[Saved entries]

start

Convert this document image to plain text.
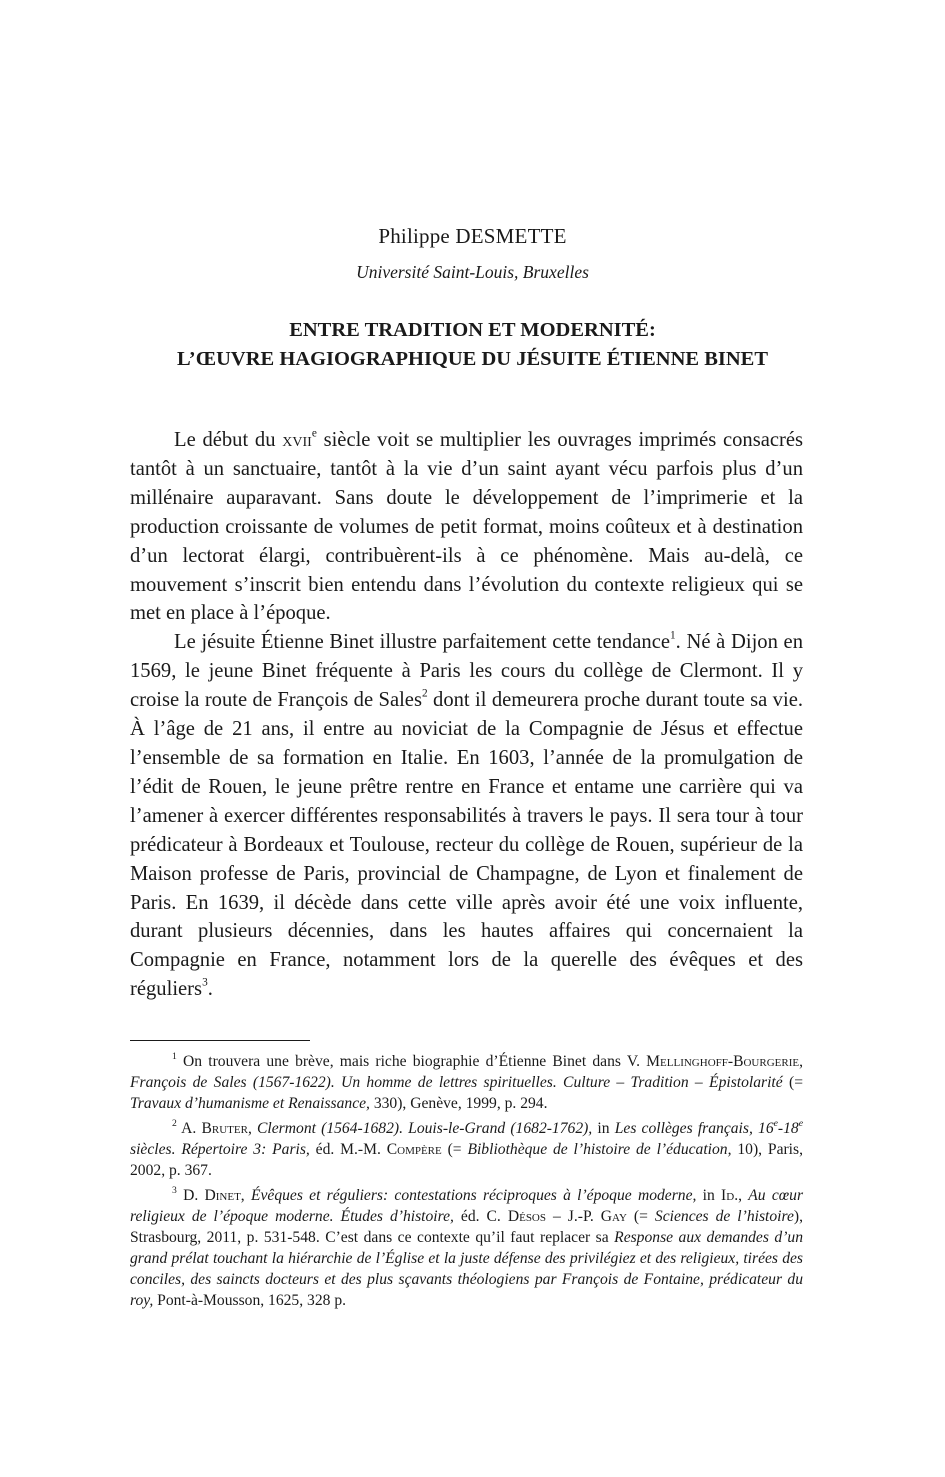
Philippe DESMETTE
Université Saint-Louis, Bruxelles
ENTRE TRADITION ET MODERNITÉ:
L’ŒUVRE HAGIOGRAPHIQUE DU JÉSUITE ÉTIENNE BINET

Le début du xvii$^e$ siècle voit se multiplier les ouvrages imprimés consacrés tantôt à un sanctuaire, tantôt à la vie d’un saint ayant vécu parfois plus d’un millénaire auparavant. Sans doute le développement de l’imprimerie et la production croissante de volumes de petit format, moins coûteux et à destination d’un lectorat élargi, contribuèrent-ils à ce phénomène. Mais au-delà, ce mouvement s’inscrit bien entendu dans l’évolution du contexte religieux qui se met en place à l’époque.

Le jésuite Étienne Binet illustre parfaitement cette tendance$^1$. Né à Dijon en 1569, le jeune Binet fréquente à Paris les cours du collège de Clermont. Il y croise la route de François de Sales$^2$ dont il demeurera proche durant toute sa vie. À l’âge de 21 ans, il entre au noviciat de la Compagnie de Jésus et effectue l’ensemble de sa formation en Italie. En 1603, l’année de la promulgation de l’édit de Rouen, le jeune prêtre rentre en France et entame une carrière qui va l’amener à exercer différentes responsabilités à travers le pays. Il sera tour à tour prédicateur à Bordeaux et Toulouse, recteur du collège de Rouen, supérieur de la Maison professe de Paris, provincial de Champagne, de Lyon et finalement de Paris. En 1639, il décède dans cette ville après avoir été une voix influente, durant plusieurs décennies, dans les hautes affaires qui concernaient la Compagnie en France, notamment lors de la querelle des évêques et des réguliers$^3$.

$^1$ On trouvera une brève, mais riche biographie d’Étienne Binet dans V. Mellinghoff-Bourgerie, François de Sales (1567-1622). Un homme de lettres spirituelles. Culture – Tradition – Épistolarité (= Travaux d’humanisme et Renaissance, 330), Genève, 1999, p. 294.

$^2$ A. Bruter, Clermont (1564-1682). Louis-le-Grand (1682-1762), in Les collèges français, 16e-18e siècles. Répertoire 3: Paris, éd. M.-M. Compère (= Bibliothèque de l’histoire de l’éducation, 10), Paris, 2002, p. 367.

$^3$ D. Dinet, Évêques et réguliers: contestations réciproques à l’époque moderne, in Id., Au cœur religieux de l’époque moderne. Études d’histoire, éd. C. Désos – J.-P. Gay (= Sciences de l’histoire), Strasbourg, 2011, p. 531-548. C’est dans ce contexte qu’il faut replacer sa Response aux demandes d’un grand prélat touchant la hiérarchie de l’Église et la juste défense des privilégiez et des religieux, tirées des conciles, des saincts docteurs et des plus sçavants théologiens par François de Fontaine, prédicateur du roy, Pont-à-Mousson, 1625, 328 p.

end

* Exercise objective *
Search the records above for "Louis". Copy each line where it is found.

* Complete output *
Université Saint-Louis, Bruxelles
$^2$ A. Bruter, Clermont (1564-1682). Louis-le-Grand (1682-1762), in Les collèges français, 16e-18e siècles. Répertoire 3: Paris, éd. M.-M. Compère (= Bibliothèque de l’histoire de l’éducation, 10), Paris, 2002, p. 367.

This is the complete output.